[Task to complete] Gather each line of the entries below that includes "Signore".

[Exercise inputs]
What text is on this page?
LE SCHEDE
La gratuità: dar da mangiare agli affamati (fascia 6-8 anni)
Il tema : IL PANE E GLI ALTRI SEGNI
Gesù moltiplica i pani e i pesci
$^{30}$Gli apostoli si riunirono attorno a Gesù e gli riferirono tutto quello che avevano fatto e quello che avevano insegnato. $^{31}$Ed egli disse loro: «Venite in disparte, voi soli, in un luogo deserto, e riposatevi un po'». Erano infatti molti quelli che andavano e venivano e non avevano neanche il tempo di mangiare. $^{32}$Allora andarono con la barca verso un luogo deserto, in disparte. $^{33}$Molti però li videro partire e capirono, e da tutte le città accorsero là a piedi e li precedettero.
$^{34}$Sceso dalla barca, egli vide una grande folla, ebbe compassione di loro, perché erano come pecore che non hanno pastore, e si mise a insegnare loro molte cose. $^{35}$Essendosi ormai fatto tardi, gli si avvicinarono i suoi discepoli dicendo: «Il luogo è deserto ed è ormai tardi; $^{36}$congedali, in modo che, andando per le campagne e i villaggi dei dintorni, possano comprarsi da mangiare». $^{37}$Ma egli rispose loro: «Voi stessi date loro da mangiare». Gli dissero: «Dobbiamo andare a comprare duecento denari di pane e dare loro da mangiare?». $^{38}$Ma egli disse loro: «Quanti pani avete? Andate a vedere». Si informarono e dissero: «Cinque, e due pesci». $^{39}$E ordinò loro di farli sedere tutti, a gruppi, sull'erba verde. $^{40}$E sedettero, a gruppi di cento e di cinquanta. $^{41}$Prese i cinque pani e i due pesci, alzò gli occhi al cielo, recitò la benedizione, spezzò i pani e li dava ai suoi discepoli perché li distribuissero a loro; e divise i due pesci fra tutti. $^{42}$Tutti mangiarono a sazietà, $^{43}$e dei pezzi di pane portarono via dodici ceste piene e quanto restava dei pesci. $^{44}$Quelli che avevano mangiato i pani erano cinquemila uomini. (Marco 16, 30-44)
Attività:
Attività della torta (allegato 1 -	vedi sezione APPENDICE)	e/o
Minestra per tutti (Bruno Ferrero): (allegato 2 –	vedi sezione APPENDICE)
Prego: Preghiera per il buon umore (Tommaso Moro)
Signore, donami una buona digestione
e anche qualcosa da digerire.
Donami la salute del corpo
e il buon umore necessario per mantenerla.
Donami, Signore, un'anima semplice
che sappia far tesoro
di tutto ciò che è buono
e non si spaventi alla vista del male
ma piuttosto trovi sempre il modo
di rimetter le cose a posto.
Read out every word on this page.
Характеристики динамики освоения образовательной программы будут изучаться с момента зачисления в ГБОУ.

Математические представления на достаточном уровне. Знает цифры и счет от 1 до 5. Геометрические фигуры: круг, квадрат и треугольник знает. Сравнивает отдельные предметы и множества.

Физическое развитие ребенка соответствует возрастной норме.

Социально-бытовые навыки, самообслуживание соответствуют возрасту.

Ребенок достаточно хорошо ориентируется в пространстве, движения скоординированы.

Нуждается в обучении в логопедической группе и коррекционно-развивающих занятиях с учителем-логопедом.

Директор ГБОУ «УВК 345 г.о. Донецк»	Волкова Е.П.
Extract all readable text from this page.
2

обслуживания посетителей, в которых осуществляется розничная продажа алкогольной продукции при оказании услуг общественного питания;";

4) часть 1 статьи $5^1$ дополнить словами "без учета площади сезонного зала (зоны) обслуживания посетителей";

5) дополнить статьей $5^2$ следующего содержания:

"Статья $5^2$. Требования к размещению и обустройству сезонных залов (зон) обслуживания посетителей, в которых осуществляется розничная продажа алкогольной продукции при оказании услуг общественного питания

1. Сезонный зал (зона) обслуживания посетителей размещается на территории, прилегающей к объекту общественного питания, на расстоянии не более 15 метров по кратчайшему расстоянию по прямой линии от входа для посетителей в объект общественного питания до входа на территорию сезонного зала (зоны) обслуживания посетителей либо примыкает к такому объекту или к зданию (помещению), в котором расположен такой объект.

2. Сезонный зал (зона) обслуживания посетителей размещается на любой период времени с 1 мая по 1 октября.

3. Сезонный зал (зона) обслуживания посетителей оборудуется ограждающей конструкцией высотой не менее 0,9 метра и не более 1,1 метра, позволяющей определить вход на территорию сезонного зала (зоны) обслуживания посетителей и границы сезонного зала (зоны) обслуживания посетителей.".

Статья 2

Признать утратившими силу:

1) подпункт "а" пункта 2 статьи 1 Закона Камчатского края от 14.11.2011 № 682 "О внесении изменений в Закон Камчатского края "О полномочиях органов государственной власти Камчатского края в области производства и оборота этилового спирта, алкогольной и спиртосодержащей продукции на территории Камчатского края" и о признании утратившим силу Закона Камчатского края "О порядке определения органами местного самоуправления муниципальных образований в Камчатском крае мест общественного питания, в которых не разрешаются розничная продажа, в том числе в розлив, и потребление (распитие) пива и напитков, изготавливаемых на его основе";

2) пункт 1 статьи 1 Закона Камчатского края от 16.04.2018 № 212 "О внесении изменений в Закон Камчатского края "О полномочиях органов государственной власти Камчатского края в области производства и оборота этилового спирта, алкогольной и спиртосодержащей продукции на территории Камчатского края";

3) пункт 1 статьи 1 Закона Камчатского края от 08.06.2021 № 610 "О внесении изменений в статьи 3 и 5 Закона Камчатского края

[Finished task]
Signore, donami una buona digestione
Donami, Signore, un'anima semplice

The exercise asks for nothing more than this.